::: Task inputs

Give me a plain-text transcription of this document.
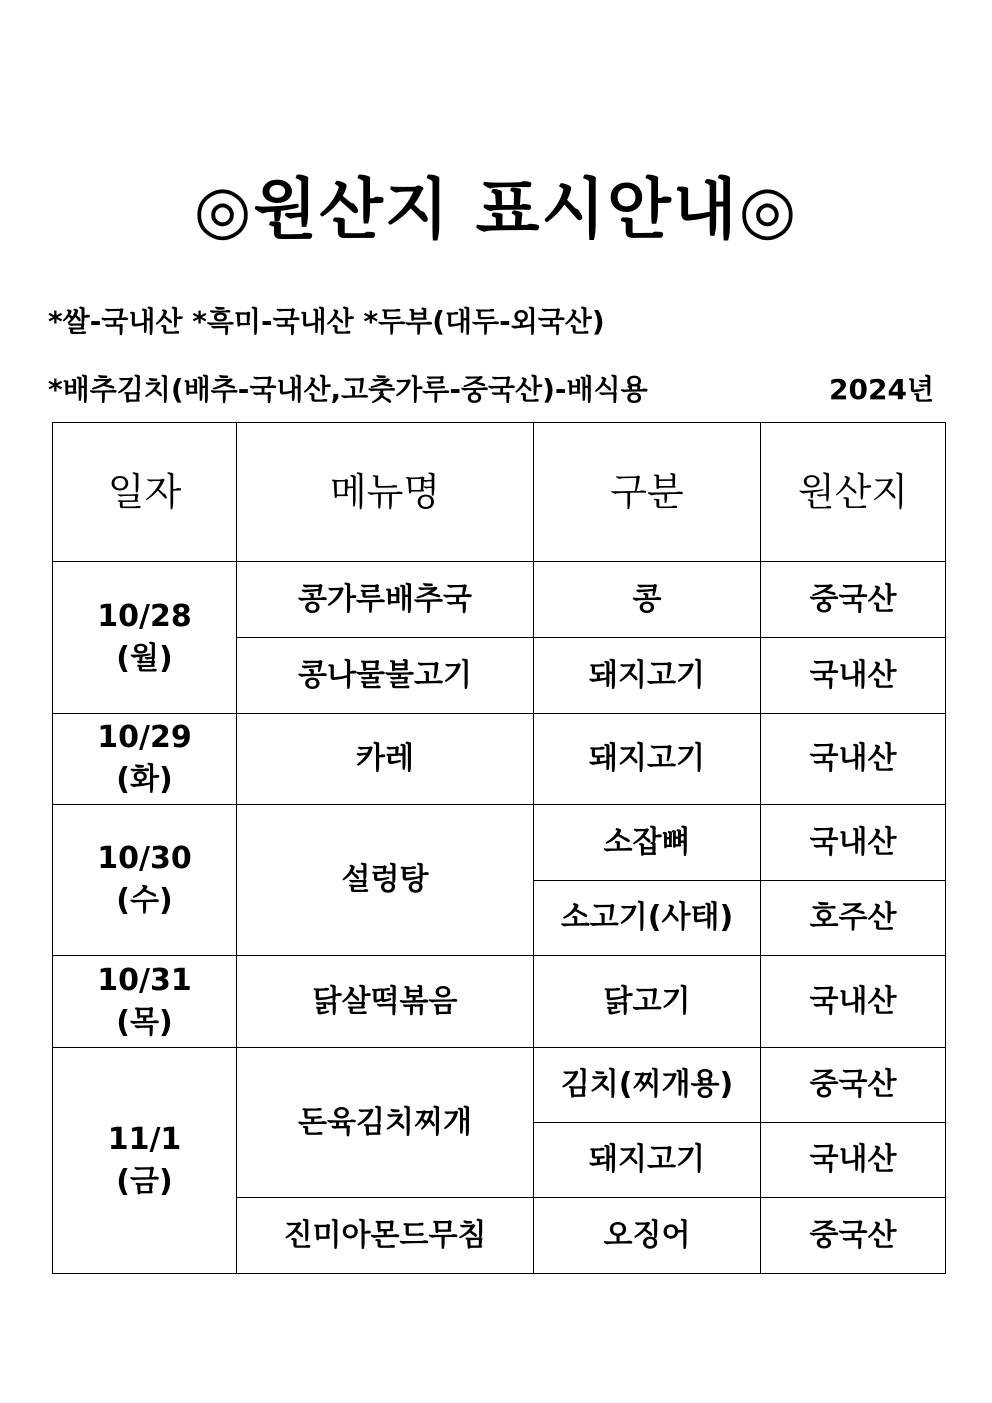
◎원산지 표시안내◎
*쌀-국내산 *흑미-국내산 *두부(대두-외국산)
*배추김치(배추-국내산,고춧가루-중국산)-배식용	2024년
일자	메뉴명	구분	원산지

10/28
(월)	콩가루배추국	콩	중국산
	콩나물불고기	돼지고기	국내산

10/29
(화)	카레	돼지고기	국내산

10/30
(수)	설렁탕	소잡뼈	국내산
		소고기(사태)	호주산

10/31
(목)	닭살떡볶음	닭고기	국내산

11/1
(금)	돈육김치찌개	김치(찌개용)	중국산
		돼지고기	국내산
	진미아몬드무침	오징어	중국산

::::::

- [Task directions]:
Copy out all the data without changing anything, and drop the pictures.

- [Response]:
Give me a plain-text transcription of this document.
◎원산지 표시안내◎
*쌀-국내산 *흑미-국내산 *두부(대두-외국산)
*배추김치(배추-국내산,고춧가루-중국산)-배식용	2024년
일자	메뉴명	구분	원산지

10/28
(월)	콩가루배추국	콩	중국산
	콩나물불고기	돼지고기	국내산

10/29
(화)	카레	돼지고기	국내산

10/30
(수)	설렁탕	소잡뼈	국내산
		소고기(사태)	호주산

10/31
(목)	닭살떡볶음	닭고기	국내산

11/1
(금)	돈육김치찌개	김치(찌개용)	중국산
		돼지고기	국내산
	진미아몬드무침	오징어	중국산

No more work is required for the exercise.